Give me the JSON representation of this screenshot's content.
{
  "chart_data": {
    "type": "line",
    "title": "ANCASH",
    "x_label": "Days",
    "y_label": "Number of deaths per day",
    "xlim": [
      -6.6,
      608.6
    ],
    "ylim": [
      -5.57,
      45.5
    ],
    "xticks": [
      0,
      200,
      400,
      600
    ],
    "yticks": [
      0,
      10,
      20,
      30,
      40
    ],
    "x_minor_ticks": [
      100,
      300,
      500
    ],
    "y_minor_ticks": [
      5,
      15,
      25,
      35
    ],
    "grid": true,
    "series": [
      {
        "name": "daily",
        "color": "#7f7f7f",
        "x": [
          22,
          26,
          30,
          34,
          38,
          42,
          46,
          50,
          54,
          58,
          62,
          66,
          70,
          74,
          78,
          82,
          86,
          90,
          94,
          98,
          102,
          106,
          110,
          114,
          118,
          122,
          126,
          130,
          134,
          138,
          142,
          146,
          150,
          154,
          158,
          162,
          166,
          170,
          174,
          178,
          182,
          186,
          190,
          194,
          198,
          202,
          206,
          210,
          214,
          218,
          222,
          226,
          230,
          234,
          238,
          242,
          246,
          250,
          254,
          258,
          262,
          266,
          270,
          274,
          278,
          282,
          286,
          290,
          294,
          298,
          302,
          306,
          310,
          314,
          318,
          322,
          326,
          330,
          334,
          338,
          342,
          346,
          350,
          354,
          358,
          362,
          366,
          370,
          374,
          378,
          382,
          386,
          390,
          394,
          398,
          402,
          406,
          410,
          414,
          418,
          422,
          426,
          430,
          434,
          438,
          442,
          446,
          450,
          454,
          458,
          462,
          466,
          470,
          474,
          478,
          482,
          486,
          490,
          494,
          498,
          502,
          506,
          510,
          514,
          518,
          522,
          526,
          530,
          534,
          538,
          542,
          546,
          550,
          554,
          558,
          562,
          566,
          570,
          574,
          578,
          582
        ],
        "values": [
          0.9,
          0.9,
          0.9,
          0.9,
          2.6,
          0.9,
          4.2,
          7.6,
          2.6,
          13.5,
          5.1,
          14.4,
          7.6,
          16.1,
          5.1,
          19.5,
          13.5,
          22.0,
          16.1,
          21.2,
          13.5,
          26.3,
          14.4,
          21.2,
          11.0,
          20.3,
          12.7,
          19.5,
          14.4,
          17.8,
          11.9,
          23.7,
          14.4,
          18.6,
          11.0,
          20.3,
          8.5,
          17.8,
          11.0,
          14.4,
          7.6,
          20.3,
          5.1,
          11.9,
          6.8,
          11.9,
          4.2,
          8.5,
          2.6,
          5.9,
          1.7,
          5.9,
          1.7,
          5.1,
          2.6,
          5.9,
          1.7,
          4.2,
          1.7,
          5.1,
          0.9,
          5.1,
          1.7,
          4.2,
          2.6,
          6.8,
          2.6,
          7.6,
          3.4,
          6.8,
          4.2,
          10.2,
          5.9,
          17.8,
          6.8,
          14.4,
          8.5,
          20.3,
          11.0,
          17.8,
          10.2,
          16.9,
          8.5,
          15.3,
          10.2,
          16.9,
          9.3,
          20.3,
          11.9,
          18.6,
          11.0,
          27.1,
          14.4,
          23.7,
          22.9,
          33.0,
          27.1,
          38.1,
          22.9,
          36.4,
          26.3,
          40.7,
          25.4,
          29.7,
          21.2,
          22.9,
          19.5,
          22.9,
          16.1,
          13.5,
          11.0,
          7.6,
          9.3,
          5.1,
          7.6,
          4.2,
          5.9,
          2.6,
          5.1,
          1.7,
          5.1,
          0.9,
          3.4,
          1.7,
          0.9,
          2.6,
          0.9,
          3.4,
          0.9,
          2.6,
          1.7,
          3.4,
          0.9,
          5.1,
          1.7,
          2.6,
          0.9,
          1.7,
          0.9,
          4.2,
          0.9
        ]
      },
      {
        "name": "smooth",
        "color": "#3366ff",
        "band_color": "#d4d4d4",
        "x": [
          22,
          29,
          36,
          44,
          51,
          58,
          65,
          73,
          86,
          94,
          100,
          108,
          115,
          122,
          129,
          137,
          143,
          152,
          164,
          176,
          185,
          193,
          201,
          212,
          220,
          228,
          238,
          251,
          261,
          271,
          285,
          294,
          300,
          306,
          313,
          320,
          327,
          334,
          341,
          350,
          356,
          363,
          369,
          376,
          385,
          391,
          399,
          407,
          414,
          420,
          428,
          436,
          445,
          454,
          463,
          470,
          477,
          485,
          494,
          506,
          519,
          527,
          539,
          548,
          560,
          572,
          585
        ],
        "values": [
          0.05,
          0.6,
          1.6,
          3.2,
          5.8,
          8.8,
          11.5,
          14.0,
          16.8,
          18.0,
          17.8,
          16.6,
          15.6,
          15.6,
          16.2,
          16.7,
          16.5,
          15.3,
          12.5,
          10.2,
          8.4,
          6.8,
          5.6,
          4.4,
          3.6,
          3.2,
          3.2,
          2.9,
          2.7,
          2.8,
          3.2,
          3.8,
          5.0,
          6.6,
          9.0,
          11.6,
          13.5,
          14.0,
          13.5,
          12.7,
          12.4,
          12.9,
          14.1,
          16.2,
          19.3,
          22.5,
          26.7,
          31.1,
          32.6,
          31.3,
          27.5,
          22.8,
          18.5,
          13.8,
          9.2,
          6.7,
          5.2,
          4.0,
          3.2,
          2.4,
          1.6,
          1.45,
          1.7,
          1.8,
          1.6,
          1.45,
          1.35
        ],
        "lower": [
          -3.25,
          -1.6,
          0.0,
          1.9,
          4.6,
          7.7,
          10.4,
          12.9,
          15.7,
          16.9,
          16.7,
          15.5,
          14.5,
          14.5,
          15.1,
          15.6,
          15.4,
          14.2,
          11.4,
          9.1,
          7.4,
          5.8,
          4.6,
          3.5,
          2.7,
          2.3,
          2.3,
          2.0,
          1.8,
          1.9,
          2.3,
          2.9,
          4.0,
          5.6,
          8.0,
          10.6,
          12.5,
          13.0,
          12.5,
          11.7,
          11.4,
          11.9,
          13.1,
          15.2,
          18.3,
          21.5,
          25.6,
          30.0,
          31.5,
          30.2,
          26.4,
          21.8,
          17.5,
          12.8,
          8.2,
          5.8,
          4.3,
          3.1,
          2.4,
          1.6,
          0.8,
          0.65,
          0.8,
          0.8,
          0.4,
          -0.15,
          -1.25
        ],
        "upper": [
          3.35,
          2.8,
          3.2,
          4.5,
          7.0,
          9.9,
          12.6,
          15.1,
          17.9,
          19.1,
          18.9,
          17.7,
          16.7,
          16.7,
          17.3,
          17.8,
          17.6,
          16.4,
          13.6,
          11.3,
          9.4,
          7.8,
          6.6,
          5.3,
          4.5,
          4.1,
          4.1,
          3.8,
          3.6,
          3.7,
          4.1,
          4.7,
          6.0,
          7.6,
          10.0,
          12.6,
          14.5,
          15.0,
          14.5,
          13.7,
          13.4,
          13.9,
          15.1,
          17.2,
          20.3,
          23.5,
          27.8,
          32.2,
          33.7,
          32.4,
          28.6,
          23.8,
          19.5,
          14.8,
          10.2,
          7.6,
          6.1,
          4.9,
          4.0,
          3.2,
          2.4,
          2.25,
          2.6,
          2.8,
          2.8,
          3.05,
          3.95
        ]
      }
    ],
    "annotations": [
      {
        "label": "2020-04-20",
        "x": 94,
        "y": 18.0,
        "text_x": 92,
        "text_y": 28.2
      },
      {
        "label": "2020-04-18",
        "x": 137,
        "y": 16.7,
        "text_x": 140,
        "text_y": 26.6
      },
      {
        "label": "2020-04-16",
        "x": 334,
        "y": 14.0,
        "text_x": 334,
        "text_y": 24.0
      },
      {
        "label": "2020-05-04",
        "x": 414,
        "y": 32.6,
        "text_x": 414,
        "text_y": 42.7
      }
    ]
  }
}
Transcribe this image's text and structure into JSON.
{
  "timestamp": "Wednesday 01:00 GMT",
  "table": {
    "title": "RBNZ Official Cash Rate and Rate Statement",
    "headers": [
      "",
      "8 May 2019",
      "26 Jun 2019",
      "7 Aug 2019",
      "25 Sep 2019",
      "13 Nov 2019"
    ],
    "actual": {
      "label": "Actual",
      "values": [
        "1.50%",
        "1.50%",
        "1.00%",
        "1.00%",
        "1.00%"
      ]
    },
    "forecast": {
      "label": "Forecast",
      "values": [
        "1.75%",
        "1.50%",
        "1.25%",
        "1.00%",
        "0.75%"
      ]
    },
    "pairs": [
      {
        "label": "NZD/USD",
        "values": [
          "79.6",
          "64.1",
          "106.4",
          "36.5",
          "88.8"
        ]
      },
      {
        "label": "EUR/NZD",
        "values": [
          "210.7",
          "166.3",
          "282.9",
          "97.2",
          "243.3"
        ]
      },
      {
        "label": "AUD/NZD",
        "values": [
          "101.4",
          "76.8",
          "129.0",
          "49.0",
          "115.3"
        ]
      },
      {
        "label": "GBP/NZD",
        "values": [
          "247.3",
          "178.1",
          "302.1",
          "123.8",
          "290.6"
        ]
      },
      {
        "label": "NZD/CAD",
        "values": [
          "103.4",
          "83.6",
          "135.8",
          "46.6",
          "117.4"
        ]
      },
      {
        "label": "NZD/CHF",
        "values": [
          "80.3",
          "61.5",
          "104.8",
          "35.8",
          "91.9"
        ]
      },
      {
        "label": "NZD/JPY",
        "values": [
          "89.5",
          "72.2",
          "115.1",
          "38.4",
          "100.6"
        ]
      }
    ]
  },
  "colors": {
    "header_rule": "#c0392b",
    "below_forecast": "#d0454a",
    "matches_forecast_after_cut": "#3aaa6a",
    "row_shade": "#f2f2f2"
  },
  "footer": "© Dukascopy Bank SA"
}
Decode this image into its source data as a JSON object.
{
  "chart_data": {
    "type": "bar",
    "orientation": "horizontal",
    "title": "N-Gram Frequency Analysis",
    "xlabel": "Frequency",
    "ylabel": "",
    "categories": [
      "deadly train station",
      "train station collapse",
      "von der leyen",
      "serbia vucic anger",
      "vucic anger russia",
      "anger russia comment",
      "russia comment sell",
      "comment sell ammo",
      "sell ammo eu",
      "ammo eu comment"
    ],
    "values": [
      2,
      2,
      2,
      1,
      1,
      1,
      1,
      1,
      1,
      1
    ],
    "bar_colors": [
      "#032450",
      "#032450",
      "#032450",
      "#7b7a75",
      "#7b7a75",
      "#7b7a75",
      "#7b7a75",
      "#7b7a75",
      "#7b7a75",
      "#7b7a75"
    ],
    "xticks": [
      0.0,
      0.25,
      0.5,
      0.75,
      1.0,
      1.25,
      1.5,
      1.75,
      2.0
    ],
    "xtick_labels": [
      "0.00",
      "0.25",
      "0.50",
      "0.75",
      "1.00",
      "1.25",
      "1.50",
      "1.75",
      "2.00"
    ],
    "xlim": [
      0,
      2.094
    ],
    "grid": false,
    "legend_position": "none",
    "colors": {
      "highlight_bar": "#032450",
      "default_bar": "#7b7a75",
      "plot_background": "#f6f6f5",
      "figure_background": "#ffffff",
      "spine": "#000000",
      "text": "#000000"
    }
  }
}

-------------------------

--- PROBLEM ---
Show all lines from the records above where the word "title" occurs.

--- RESPONSE ---
    "title": "ANCASH",
    "title": "RBNZ Official Cash Rate and Rate Statement",
    "title": "N-Gram Frequency Analysis",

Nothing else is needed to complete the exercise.